*GOAL OF THE EXERCISE*:
Copy every entry exactly.

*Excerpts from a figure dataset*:

----------------

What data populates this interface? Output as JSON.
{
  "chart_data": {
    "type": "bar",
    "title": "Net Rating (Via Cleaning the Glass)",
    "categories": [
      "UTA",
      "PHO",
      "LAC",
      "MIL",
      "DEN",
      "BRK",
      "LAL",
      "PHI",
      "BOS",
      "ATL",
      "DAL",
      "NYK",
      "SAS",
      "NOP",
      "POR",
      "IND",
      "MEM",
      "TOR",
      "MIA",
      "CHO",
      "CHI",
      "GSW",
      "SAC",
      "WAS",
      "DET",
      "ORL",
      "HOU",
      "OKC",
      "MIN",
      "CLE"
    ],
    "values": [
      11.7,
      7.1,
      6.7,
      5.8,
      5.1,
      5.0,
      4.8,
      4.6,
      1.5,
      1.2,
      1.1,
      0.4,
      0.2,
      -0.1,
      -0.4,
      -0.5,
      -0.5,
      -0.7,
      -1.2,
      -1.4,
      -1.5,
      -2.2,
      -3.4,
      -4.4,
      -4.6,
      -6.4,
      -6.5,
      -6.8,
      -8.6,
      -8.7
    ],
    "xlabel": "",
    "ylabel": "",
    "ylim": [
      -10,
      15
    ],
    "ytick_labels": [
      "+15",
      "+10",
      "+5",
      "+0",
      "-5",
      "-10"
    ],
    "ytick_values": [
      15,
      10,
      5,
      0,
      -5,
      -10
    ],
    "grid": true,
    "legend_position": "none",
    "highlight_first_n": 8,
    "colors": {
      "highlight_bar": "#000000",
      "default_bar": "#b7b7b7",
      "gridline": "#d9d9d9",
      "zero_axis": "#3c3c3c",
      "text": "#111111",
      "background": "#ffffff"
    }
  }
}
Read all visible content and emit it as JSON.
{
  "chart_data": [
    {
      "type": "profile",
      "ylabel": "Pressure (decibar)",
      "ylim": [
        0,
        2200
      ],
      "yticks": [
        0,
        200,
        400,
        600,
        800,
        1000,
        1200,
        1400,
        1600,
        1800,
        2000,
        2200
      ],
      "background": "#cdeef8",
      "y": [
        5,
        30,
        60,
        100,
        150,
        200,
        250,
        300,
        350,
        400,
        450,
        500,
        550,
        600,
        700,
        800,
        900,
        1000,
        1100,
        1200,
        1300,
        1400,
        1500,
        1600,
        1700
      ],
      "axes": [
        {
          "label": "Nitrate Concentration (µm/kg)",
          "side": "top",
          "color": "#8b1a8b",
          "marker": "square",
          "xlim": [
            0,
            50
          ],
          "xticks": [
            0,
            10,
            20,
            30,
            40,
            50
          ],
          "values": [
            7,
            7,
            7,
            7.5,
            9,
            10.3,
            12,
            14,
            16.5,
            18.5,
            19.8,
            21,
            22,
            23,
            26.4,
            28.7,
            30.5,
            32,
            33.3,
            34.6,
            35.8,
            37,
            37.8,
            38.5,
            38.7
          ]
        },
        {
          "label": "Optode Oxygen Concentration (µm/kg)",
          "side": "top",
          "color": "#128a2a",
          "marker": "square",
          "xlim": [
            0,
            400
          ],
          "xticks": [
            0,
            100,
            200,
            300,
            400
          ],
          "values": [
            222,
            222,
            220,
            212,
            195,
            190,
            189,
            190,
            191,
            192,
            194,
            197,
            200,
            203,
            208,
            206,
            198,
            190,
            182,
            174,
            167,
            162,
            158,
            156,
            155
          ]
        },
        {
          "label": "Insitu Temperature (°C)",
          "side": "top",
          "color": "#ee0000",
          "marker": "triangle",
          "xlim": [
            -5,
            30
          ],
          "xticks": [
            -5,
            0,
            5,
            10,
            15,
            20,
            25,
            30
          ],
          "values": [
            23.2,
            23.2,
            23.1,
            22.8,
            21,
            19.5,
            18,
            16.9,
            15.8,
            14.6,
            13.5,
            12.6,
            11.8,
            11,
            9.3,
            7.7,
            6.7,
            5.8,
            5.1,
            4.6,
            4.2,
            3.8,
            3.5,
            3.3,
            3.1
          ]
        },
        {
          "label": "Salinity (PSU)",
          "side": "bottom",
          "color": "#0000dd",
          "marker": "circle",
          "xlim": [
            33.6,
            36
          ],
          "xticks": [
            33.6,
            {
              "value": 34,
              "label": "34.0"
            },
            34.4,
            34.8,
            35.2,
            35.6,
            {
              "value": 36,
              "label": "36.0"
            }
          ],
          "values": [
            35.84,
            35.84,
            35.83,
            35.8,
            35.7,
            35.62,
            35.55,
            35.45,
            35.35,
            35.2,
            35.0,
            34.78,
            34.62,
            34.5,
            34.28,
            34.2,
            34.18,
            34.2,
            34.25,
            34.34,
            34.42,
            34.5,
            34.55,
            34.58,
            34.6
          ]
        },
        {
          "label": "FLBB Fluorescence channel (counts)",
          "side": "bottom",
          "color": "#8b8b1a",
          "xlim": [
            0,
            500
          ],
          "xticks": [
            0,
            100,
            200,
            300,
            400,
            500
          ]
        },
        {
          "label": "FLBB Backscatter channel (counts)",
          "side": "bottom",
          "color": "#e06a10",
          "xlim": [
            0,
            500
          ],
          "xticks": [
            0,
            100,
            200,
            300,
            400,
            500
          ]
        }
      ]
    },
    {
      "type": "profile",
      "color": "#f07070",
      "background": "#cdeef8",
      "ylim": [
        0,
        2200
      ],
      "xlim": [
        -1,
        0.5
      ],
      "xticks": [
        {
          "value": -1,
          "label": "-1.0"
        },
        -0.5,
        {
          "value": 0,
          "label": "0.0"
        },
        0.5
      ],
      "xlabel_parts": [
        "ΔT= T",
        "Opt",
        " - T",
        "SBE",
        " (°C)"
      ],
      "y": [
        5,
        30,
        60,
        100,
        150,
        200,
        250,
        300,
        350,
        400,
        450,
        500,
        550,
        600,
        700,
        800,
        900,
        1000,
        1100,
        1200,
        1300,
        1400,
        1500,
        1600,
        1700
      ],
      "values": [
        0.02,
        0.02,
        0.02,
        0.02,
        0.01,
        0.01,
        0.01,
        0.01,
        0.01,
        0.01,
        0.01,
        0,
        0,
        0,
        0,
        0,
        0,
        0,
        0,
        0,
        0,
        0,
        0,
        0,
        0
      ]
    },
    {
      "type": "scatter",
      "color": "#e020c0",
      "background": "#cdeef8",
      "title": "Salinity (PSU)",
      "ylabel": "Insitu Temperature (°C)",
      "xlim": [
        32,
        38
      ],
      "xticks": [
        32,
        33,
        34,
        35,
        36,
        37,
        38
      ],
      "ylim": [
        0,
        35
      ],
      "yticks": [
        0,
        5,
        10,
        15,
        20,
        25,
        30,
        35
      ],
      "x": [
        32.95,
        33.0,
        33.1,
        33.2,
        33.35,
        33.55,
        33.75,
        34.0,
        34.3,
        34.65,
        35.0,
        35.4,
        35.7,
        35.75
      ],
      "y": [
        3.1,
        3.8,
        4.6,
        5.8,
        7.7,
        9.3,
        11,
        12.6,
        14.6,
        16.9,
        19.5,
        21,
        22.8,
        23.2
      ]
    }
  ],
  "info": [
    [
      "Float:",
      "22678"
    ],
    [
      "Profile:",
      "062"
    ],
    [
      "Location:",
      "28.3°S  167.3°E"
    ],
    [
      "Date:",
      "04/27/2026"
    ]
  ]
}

----------------

*OUTPUT BELOW*:
What data populates this interface? Output as JSON.
{
  "chart_data": {
    "type": "bar",
    "title": "Net Rating (Via Cleaning the Glass)",
    "categories": [
      "UTA",
      "PHO",
      "LAC",
      "MIL",
      "DEN",
      "BRK",
      "LAL",
      "PHI",
      "BOS",
      "ATL",
      "DAL",
      "NYK",
      "SAS",
      "NOP",
      "POR",
      "IND",
      "MEM",
      "TOR",
      "MIA",
      "CHO",
      "CHI",
      "GSW",
      "SAC",
      "WAS",
      "DET",
      "ORL",
      "HOU",
      "OKC",
      "MIN",
      "CLE"
    ],
    "values": [
      11.7,
      7.1,
      6.7,
      5.8,
      5.1,
      5.0,
      4.8,
      4.6,
      1.5,
      1.2,
      1.1,
      0.4,
      0.2,
      -0.1,
      -0.4,
      -0.5,
      -0.5,
      -0.7,
      -1.2,
      -1.4,
      -1.5,
      -2.2,
      -3.4,
      -4.4,
      -4.6,
      -6.4,
      -6.5,
      -6.8,
      -8.6,
      -8.7
    ],
    "xlabel": "",
    "ylabel": "",
    "ylim": [
      -10,
      15
    ],
    "ytick_labels": [
      "+15",
      "+10",
      "+5",
      "+0",
      "-5",
      "-10"
    ],
    "ytick_values": [
      15,
      10,
      5,
      0,
      -5,
      -10
    ],
    "grid": true,
    "legend_position": "none",
    "highlight_first_n": 8,
    "colors": {
      "highlight_bar": "#000000",
      "default_bar": "#b7b7b7",
      "gridline": "#d9d9d9",
      "zero_axis": "#3c3c3c",
      "text": "#111111",
      "background": "#ffffff"
    }
  }
}
Read all visible content and emit it as JSON.
{
  "chart_data": [
    {
      "type": "profile",
      "ylabel": "Pressure (decibar)",
      "ylim": [
        0,
        2200
      ],
      "yticks": [
        0,
        200,
        400,
        600,
        800,
        1000,
        1200,
        1400,
        1600,
        1800,
        2000,
        2200
      ],
      "background": "#cdeef8",
      "y": [
        5,
        30,
        60,
        100,
        150,
        200,
        250,
        300,
        350,
        400,
        450,
        500,
        550,
        600,
        700,
        800,
        900,
        1000,
        1100,
        1200,
        1300,
        1400,
        1500,
        1600,
        1700
      ],
      "axes": [
        {
          "label": "Nitrate Concentration (µm/kg)",
          "side": "top",
          "color": "#8b1a8b",
          "marker": "square",
          "xlim": [
            0,
            50
          ],
          "xticks": [
            0,
            10,
            20,
            30,
            40,
            50
          ],
          "values": [
            7,
            7,
            7,
            7.5,
            9,
            10.3,
            12,
            14,
            16.5,
            18.5,
            19.8,
            21,
            22,
            23,
            26.4,
            28.7,
            30.5,
            32,
            33.3,
            34.6,
            35.8,
            37,
            37.8,
            38.5,
            38.7
          ]
        },
        {
          "label": "Optode Oxygen Concentration (µm/kg)",
          "side": "top",
          "color": "#128a2a",
          "marker": "square",
          "xlim": [
            0,
            400
          ],
          "xticks": [
            0,
            100,
            200,
            300,
            400
          ],
          "values": [
            222,
            222,
            220,
            212,
            195,
            190,
            189,
            190,
            191,
            192,
            194,
            197,
            200,
            203,
            208,
            206,
            198,
            190,
            182,
            174,
            167,
            162,
            158,
            156,
            155
          ]
        },
        {
          "label": "Insitu Temperature (°C)",
          "side": "top",
          "color": "#ee0000",
          "marker": "triangle",
          "xlim": [
            -5,
            30
          ],
          "xticks": [
            -5,
            0,
            5,
            10,
            15,
            20,
            25,
            30
          ],
          "values": [
            23.2,
            23.2,
            23.1,
            22.8,
            21,
            19.5,
            18,
            16.9,
            15.8,
            14.6,
            13.5,
            12.6,
            11.8,
            11,
            9.3,
            7.7,
            6.7,
            5.8,
            5.1,
            4.6,
            4.2,
            3.8,
            3.5,
            3.3,
            3.1
          ]
        },
        {
          "label": "Salinity (PSU)",
          "side": "bottom",
          "color": "#0000dd",
          "marker": "circle",
          "xlim": [
            33.6,
            36
          ],
          "xticks": [
            33.6,
            {
              "value": 34,
              "label": "34.0"
            },
            34.4,
            34.8,
            35.2,
            35.6,
            {
              "value": 36,
              "label": "36.0"
            }
          ],
          "values": [
            35.84,
            35.84,
            35.83,
            35.8,
            35.7,
            35.62,
            35.55,
            35.45,
            35.35,
            35.2,
            35.0,
            34.78,
            34.62,
            34.5,
            34.28,
            34.2,
            34.18,
            34.2,
            34.25,
            34.34,
            34.42,
            34.5,
            34.55,
            34.58,
            34.6
          ]
        },
        {
          "label": "FLBB Fluorescence channel (counts)",
          "side": "bottom",
          "color": "#8b8b1a",
          "xlim": [
            0,
            500
          ],
          "xticks": [
            0,
            100,
            200,
            300,
            400,
            500
          ]
        },
        {
          "label": "FLBB Backscatter channel (counts)",
          "side": "bottom",
          "color": "#e06a10",
          "xlim": [
            0,
            500
          ],
          "xticks": [
            0,
            100,
            200,
            300,
            400,
            500
          ]
        }
      ]
    },
    {
      "type": "profile",
      "color": "#f07070",
      "background": "#cdeef8",
      "ylim": [
        0,
        2200
      ],
      "xlim": [
        -1,
        0.5
      ],
      "xticks": [
        {
          "value": -1,
          "label": "-1.0"
        },
        -0.5,
        {
          "value": 0,
          "label": "0.0"
        },
        0.5
      ],
      "xlabel_parts": [
        "ΔT= T",
        "Opt",
        " - T",
        "SBE",
        " (°C)"
      ],
      "y": [
        5,
        30,
        60,
        100,
        150,
        200,
        250,
        300,
        350,
        400,
        450,
        500,
        550,
        600,
        700,
        800,
        900,
        1000,
        1100,
        1200,
        1300,
        1400,
        1500,
        1600,
        1700
      ],
      "values": [
        0.02,
        0.02,
        0.02,
        0.02,
        0.01,
        0.01,
        0.01,
        0.01,
        0.01,
        0.01,
        0.01,
        0,
        0,
        0,
        0,
        0,
        0,
        0,
        0,
        0,
        0,
        0,
        0,
        0,
        0
      ]
    },
    {
      "type": "scatter",
      "color": "#e020c0",
      "background": "#cdeef8",
      "title": "Salinity (PSU)",
      "ylabel": "Insitu Temperature (°C)",
      "xlim": [
        32,
        38
      ],
      "xticks": [
        32,
        33,
        34,
        35,
        36,
        37,
        38
      ],
      "ylim": [
        0,
        35
      ],
      "yticks": [
        0,
        5,
        10,
        15,
        20,
        25,
        30,
        35
      ],
      "x": [
        32.95,
        33.0,
        33.1,
        33.2,
        33.35,
        33.55,
        33.75,
        34.0,
        34.3,
        34.65,
        35.0,
        35.4,
        35.7,
        35.75
      ],
      "y": [
        3.1,
        3.8,
        4.6,
        5.8,
        7.7,
        9.3,
        11,
        12.6,
        14.6,
        16.9,
        19.5,
        21,
        22.8,
        23.2
      ]
    }
  ],
  "info": [
    [
      "Float:",
      "22678"
    ],
    [
      "Profile:",
      "062"
    ],
    [
      "Location:",
      "28.3°S  167.3°E"
    ],
    [
      "Date:",
      "04/27/2026"
    ]
  ]
}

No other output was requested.